Determine how many lines in the entries below include "What". The reply should be that number and nothing else.

[start]

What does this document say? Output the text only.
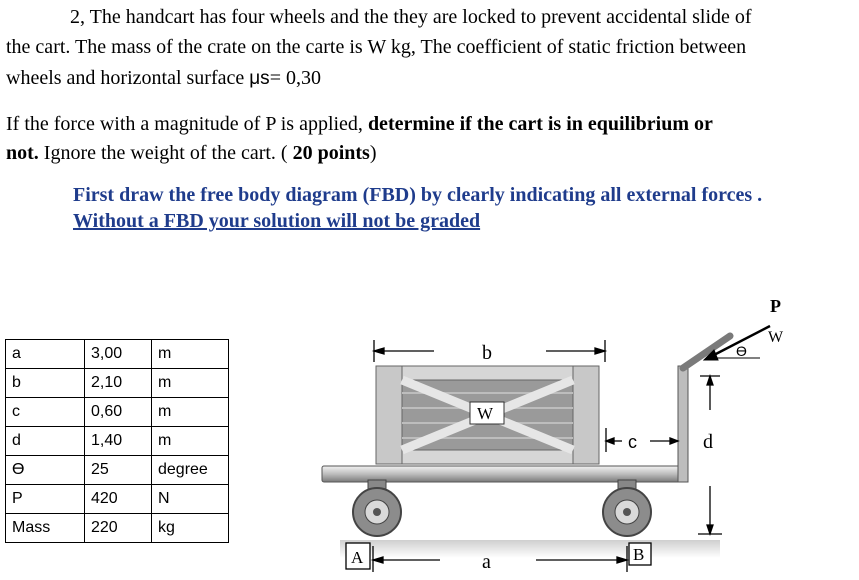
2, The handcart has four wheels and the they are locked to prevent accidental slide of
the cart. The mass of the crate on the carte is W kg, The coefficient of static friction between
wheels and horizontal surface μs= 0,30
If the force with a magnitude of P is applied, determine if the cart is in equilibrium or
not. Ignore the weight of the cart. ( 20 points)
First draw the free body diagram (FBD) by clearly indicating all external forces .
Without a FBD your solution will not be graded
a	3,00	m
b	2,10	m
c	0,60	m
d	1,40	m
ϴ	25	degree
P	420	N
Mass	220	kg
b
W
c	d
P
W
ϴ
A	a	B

[end]
[start]

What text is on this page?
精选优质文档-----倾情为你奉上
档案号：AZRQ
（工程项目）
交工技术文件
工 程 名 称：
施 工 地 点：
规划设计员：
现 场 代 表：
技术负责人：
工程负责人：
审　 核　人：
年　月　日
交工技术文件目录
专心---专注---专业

[end]

TASK RESULT: 2